***** DOCUMENT TEXT

By Patrick Nelson, Network World | JAN 18, 2018 12:12 PM PT
Artificial intelligence, along with real-time IoT, must be incorporated into buildings to make them smarter and healthier, says a major construction firm.
One must be able to walk into a room, including those in data centers, and not only access information about every facet of it, but also importantly, have it automatically solve all of its problems on its own.
Site 1001, which specializes in artificial intelligence-run facilities management systems, says the problem should be achieved through neural networks that copy how humans and animals think.
The company, a spin-off of JE Dunn Construction Co., demonstrated its all-listening, predictive building maintenance at CES 2018 last week. It says its big data, AI-driven system will ultimately produce smarter and healthier buildings.
One example demonstrated in mock-up form at the conference was an apparatus that could automatically determine when bacteria conditions in water systems were ripe for producing Legionnaires’ Disease. The IoT-driven infrastructure autonomously flushes the building’s plumbing system with pathogen-killing hot water, reporting back to the facilities manager that the relatively simple-to-perform — but hard to know when to do — job had been accomplished. It uses heat data from sensors to figure out when pathogens might form.

**********

• **EXERCISES**:
A. Answer these questions using the article on AI-run buildings.
(i) Which construction company is Site 1001 a spin-off of?
(ii) At which event did Site 1001 demonstrate its predictive building maintenance?
(iii) What data does the Legionnaires' Disease apparatus use to figure out when pathogens might form?
B. Reproduce the passage of the article on AI-run buildings, starting at "Site 1001, which" and ending at "and healthier buildings.".
C. Using the article on AI-run buildings, explain why the system flushes the building's plumbing with hot water.

***** MATERIAL PROVIDED

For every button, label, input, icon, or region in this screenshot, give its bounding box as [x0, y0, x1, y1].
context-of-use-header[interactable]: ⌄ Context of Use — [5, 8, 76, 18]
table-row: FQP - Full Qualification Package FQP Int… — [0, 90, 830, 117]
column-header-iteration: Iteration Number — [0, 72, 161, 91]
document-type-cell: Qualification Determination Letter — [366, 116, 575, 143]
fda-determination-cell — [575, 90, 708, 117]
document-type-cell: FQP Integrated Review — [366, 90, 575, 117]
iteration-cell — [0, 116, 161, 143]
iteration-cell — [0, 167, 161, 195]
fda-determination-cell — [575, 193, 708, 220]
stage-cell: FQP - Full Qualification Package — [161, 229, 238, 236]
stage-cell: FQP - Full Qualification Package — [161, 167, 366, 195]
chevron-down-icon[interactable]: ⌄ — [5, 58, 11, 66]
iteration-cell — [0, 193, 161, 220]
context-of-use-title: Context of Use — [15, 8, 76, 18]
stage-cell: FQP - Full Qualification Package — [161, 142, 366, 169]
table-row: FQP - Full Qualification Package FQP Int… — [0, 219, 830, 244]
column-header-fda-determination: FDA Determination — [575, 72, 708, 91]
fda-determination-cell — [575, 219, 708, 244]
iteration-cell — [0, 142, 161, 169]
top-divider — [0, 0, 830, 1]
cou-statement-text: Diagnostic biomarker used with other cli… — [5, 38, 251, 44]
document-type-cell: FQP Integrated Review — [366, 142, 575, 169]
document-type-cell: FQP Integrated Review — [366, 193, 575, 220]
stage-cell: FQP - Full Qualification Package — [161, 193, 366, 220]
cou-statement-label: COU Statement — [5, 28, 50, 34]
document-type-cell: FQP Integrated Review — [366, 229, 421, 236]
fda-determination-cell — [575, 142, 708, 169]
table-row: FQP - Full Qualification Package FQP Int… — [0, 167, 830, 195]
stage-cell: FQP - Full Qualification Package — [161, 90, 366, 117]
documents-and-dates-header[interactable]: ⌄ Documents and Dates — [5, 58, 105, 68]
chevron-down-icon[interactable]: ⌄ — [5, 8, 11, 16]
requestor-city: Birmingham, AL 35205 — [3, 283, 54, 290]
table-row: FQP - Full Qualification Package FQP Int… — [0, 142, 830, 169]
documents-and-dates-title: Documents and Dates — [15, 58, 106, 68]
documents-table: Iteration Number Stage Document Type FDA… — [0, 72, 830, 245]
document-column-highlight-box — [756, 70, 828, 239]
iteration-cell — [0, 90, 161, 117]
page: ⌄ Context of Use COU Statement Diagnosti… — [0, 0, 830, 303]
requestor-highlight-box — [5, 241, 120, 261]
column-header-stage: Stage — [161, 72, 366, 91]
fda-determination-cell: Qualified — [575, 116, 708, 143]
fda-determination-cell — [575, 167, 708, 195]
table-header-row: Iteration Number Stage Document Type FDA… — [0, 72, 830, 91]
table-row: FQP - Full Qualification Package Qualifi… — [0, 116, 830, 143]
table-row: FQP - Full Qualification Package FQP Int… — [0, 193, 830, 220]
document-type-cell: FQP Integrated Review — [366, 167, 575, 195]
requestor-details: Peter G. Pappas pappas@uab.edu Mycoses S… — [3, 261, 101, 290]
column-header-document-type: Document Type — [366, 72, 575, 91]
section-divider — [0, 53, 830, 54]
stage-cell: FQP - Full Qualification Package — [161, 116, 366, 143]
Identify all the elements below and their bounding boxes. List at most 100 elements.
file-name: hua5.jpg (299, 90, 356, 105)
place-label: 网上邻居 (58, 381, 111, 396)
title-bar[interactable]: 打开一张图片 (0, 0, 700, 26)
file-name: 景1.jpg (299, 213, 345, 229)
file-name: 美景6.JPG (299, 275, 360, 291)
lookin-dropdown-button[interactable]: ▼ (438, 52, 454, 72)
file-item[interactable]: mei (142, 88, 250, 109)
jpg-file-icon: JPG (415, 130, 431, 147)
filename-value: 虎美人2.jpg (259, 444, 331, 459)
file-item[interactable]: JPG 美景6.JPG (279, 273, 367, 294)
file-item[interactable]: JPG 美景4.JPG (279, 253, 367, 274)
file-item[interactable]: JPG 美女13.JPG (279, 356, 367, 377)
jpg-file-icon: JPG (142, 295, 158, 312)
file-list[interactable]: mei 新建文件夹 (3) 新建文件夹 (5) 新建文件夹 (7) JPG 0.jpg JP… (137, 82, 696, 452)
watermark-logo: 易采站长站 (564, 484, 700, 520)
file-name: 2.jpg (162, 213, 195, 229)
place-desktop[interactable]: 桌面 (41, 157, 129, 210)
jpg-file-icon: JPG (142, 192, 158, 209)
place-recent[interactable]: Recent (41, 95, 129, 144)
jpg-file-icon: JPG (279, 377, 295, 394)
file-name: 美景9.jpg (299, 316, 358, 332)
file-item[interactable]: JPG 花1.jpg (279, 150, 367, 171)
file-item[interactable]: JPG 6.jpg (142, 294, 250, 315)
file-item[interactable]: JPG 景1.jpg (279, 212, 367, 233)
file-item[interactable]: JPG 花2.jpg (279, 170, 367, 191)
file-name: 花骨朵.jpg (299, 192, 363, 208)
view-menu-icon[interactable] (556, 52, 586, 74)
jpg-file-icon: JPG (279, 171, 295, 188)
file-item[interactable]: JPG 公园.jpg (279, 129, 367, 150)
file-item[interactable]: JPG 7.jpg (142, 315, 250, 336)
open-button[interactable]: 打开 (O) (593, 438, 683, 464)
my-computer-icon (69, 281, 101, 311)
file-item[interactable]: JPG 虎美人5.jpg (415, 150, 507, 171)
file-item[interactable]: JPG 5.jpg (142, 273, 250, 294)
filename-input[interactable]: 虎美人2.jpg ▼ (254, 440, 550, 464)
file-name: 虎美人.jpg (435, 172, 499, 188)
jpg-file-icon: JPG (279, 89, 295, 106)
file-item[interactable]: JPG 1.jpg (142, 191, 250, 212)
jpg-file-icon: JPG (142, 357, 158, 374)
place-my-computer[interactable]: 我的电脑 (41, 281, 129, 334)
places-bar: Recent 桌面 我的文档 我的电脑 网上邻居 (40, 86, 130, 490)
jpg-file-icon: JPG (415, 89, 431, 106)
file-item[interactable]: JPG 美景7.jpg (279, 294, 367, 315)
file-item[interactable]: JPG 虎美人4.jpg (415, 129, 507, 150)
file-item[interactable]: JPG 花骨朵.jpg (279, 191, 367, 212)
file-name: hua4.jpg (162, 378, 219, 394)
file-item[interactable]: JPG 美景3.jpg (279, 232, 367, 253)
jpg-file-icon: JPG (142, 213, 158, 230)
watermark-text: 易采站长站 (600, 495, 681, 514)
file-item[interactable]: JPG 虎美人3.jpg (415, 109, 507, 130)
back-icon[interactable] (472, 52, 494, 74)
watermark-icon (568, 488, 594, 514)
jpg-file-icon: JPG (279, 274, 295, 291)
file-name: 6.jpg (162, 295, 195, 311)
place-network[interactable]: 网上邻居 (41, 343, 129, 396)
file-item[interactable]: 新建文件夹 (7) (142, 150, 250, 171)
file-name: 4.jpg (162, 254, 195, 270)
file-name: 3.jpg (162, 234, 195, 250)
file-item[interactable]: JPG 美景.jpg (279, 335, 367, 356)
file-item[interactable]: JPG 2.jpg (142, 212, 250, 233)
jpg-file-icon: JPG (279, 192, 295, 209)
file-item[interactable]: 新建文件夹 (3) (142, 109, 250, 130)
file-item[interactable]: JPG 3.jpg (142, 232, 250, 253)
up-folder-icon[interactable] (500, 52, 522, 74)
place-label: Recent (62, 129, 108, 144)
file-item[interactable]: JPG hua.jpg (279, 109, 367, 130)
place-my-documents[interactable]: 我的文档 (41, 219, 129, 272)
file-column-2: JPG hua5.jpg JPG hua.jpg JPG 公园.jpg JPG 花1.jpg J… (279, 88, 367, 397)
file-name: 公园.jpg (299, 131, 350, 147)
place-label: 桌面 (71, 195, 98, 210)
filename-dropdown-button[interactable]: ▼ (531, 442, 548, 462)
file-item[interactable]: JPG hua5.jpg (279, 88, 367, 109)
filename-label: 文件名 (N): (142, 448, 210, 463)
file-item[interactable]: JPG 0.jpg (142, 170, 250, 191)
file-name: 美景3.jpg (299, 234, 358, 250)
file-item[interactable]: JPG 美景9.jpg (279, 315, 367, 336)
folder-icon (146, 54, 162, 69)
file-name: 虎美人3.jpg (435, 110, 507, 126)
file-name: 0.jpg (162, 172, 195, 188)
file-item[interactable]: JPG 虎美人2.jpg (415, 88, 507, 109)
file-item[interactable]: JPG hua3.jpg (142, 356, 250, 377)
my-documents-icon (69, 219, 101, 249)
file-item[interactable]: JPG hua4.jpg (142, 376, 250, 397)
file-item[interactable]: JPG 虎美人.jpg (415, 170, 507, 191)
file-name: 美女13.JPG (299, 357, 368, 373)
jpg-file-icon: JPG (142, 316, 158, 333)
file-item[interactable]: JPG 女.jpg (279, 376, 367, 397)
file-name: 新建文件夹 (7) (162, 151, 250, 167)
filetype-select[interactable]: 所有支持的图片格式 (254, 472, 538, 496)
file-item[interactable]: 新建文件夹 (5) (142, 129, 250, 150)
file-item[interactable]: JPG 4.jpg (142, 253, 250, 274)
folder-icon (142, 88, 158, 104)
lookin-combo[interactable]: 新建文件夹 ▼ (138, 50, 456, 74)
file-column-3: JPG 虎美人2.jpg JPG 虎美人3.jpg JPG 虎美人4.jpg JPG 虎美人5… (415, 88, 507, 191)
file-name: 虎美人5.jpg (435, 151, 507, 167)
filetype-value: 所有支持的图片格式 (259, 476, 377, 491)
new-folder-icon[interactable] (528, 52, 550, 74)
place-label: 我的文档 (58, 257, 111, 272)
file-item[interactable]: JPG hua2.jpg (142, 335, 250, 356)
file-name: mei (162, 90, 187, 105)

**********

• **SOLUTION LIST**:
A.
(i) JE Dunn Construction Co.
(ii) CES 2018
(iii) Heat data from sensors

B.
Site 1001, which specializes in artificial intelligence-run facilities management systems, says the problem should be achieved through neural networks that copy how humans and animals think.
The company, a spin-off of JE Dunn Construction Co., demonstrated its all-listening, predictive building maintenance at CES 2018 last week. It says its big data, AI-driven system will ultimately produce smarter and healthier buildings.

C. The system detects when bacteria conditions in the water system are ripe for producing Legionnaires' Disease. It then flushes the plumbing with hot water because the hot water kills pathogens.